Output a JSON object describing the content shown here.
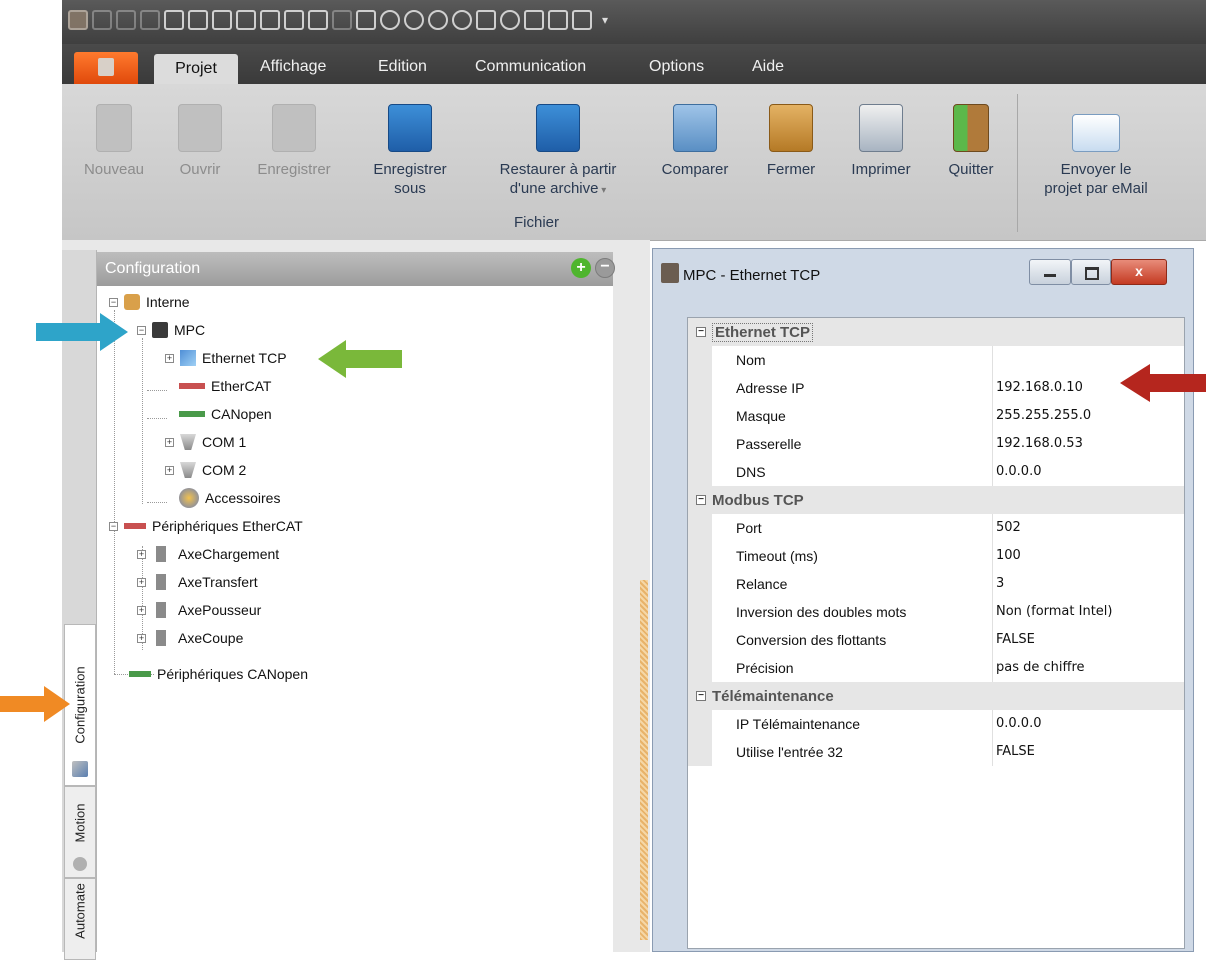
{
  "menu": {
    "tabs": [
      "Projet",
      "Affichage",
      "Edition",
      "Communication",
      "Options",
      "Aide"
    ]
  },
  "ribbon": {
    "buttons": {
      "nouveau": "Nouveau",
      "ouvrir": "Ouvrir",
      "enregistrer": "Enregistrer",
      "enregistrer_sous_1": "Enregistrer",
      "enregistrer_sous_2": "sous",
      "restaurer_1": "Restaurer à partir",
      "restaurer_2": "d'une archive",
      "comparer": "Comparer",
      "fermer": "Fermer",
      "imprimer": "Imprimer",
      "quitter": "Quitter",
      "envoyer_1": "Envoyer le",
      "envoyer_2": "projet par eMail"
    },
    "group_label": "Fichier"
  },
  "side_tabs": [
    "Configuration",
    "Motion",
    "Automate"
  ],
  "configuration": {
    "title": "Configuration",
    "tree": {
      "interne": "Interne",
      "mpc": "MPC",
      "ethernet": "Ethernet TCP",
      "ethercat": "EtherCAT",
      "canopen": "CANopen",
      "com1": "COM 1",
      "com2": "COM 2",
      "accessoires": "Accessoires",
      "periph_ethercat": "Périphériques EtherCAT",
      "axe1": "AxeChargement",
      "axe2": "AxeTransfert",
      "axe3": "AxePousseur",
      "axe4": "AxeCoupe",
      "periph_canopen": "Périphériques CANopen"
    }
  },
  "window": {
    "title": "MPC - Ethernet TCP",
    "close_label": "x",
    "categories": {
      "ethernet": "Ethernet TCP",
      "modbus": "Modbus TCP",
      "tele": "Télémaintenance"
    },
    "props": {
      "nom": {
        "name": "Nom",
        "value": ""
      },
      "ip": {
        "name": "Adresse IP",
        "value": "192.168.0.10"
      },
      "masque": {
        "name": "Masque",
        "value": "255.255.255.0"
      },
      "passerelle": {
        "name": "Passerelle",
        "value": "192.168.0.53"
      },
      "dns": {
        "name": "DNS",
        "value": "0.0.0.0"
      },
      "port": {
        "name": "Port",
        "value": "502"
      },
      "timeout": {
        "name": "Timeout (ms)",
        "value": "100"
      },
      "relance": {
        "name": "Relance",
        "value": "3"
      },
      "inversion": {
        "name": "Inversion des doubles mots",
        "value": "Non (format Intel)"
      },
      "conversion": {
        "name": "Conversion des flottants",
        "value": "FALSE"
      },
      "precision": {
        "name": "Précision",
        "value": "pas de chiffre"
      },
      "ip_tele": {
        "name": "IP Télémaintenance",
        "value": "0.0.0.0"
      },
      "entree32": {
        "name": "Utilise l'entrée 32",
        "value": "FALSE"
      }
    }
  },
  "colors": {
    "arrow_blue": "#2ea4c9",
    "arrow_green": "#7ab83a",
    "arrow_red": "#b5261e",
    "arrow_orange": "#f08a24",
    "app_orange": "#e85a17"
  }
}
+++++
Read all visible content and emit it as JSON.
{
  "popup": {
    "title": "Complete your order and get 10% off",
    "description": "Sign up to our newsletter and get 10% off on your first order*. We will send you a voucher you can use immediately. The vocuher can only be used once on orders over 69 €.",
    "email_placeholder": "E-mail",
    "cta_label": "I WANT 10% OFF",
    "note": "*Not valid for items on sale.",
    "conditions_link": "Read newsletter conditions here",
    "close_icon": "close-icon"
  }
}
+++++
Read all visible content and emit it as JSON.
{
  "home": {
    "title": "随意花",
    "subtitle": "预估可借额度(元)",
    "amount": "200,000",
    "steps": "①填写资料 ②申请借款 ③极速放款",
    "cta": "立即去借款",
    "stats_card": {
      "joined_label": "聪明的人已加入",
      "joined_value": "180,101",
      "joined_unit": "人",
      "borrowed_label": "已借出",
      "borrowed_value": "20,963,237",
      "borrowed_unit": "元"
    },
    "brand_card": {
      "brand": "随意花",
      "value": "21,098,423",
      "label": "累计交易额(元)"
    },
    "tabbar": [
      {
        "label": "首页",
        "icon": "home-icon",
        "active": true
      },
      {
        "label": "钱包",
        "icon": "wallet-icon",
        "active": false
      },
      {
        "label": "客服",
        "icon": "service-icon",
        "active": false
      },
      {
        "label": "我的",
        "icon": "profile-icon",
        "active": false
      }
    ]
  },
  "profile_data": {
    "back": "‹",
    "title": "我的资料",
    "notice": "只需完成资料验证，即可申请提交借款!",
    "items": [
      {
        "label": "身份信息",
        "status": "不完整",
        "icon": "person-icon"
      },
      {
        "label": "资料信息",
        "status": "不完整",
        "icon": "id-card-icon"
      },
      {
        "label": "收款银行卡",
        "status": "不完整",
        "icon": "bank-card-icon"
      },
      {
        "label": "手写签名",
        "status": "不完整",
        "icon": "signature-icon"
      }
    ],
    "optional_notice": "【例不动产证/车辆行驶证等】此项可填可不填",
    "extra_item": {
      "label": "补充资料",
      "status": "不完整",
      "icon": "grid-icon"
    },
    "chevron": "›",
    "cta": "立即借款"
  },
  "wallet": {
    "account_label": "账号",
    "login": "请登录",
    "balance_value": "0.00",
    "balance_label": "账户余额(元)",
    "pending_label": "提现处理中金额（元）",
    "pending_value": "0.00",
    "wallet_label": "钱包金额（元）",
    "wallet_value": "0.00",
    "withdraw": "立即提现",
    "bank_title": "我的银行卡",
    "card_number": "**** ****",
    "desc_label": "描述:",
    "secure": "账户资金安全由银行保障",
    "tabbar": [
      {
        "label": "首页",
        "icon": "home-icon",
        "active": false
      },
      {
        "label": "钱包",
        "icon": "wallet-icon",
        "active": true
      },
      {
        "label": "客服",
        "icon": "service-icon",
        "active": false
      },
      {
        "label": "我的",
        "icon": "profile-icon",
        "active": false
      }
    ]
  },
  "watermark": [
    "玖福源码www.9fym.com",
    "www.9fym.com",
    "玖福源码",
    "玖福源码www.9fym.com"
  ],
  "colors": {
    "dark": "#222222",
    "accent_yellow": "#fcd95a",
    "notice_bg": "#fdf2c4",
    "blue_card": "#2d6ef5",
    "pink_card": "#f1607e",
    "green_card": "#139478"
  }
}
+++++
**Short task**
Lines containing the word "here" are to be tallied; report only the total.

**The response**
2